» **Aim of the task**: Skip the images and return the records below exactly.

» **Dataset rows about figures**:
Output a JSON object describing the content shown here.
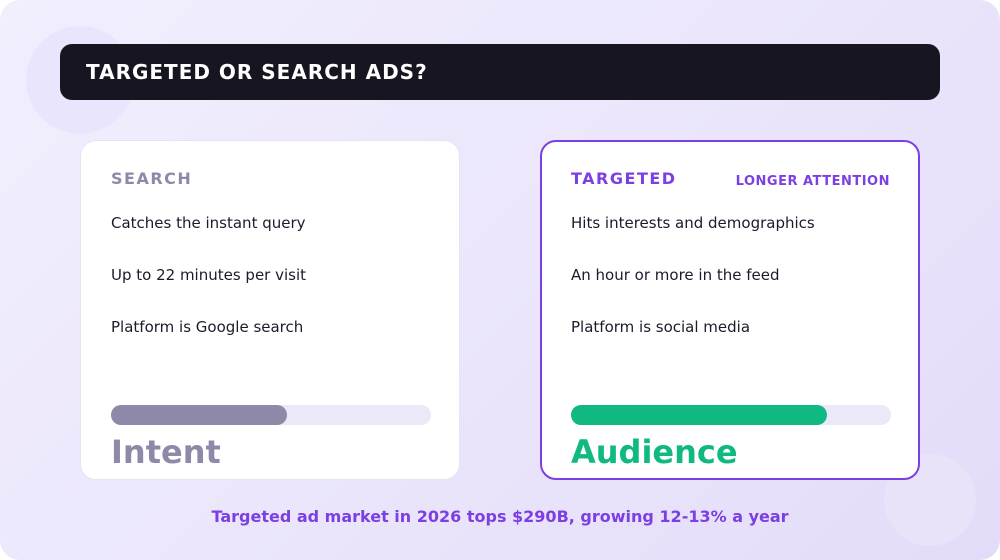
{
  "header": {
    "title": "TARGETED OR SEARCH ADS?"
  },
  "cards": [
    {
      "label": "SEARCH",
      "points": [
        "Catches the instant query",
        "Up to 22 minutes per visit",
        "Platform is Google search"
      ],
      "metric": "Intent"
    },
    {
      "label": "TARGETED",
      "badge": "LONGER ATTENTION",
      "points": [
        "Hits interests and demographics",
        "An hour or more in the feed",
        "Platform is social media"
      ],
      "metric": "Audience"
    }
  ],
  "footer": "Targeted ad market in 2026 tops $290B, growing 12-13% a year"
}
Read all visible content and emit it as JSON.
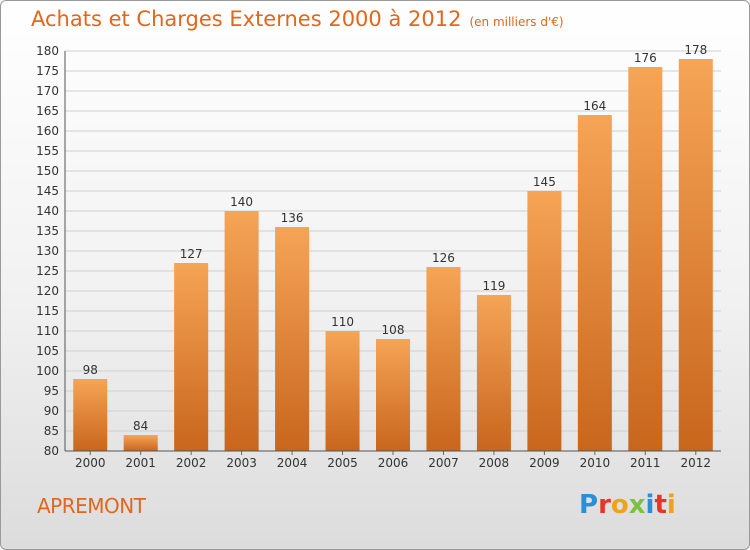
{
  "header": {
    "title": "Achats et Charges Externes 2000 à 2012",
    "subtitle": "(en milliers d'€)"
  },
  "footer": {
    "city": "APREMONT",
    "logo_text": "Proxiti",
    "logo_colors": [
      "#2a8fd6",
      "#e8352a",
      "#f0a21b",
      "#7bc142",
      "#2a8fd6",
      "#e8352a",
      "#f0a21b"
    ]
  },
  "colors": {
    "bar_top": "#f6a456",
    "bar_bottom": "#c8661c",
    "accent": "#e2661c"
  },
  "chart_data": {
    "type": "bar",
    "title": "Achats et Charges Externes 2000 à 2012",
    "subtitle": "(en milliers d'€)",
    "xlabel": "",
    "ylabel": "",
    "categories": [
      "2000",
      "2001",
      "2002",
      "2003",
      "2004",
      "2005",
      "2006",
      "2007",
      "2008",
      "2009",
      "2010",
      "2011",
      "2012"
    ],
    "values": [
      98,
      84,
      127,
      140,
      136,
      110,
      108,
      126,
      119,
      145,
      164,
      176,
      178
    ],
    "ylim": [
      80,
      180
    ],
    "yticks": [
      80,
      85,
      90,
      95,
      100,
      105,
      110,
      115,
      120,
      125,
      130,
      135,
      140,
      145,
      150,
      155,
      160,
      165,
      170,
      175,
      180
    ],
    "grid": true,
    "legend": "none"
  }
}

» **Worked solution**:
Output a JSON object describing the content shown here.
{
  "header": {
    "title": "TARGETED OR SEARCH ADS?"
  },
  "cards": [
    {
      "label": "SEARCH",
      "points": [
        "Catches the instant query",
        "Up to 22 minutes per visit",
        "Platform is Google search"
      ],
      "metric": "Intent"
    },
    {
      "label": "TARGETED",
      "badge": "LONGER ATTENTION",
      "points": [
        "Hits interests and demographics",
        "An hour or more in the feed",
        "Platform is social media"
      ],
      "metric": "Audience"
    }
  ],
  "footer": "Targeted ad market in 2026 tops $290B, growing 12-13% a year"
}
Read all visible content and emit it as JSON.
{
  "header": {
    "title": "Achats et Charges Externes 2000 à 2012",
    "subtitle": "(en milliers d'€)"
  },
  "footer": {
    "city": "APREMONT",
    "logo_text": "Proxiti",
    "logo_colors": [
      "#2a8fd6",
      "#e8352a",
      "#f0a21b",
      "#7bc142",
      "#2a8fd6",
      "#e8352a",
      "#f0a21b"
    ]
  },
  "colors": {
    "bar_top": "#f6a456",
    "bar_bottom": "#c8661c",
    "accent": "#e2661c"
  },
  "chart_data": {
    "type": "bar",
    "title": "Achats et Charges Externes 2000 à 2012",
    "subtitle": "(en milliers d'€)",
    "xlabel": "",
    "ylabel": "",
    "categories": [
      "2000",
      "2001",
      "2002",
      "2003",
      "2004",
      "2005",
      "2006",
      "2007",
      "2008",
      "2009",
      "2010",
      "2011",
      "2012"
    ],
    "values": [
      98,
      84,
      127,
      140,
      136,
      110,
      108,
      126,
      119,
      145,
      164,
      176,
      178
    ],
    "ylim": [
      80,
      180
    ],
    "yticks": [
      80,
      85,
      90,
      95,
      100,
      105,
      110,
      115,
      120,
      125,
      130,
      135,
      140,
      145,
      150,
      155,
      160,
      165,
      170,
      175,
      180
    ],
    "grid": true,
    "legend": "none"
  }
}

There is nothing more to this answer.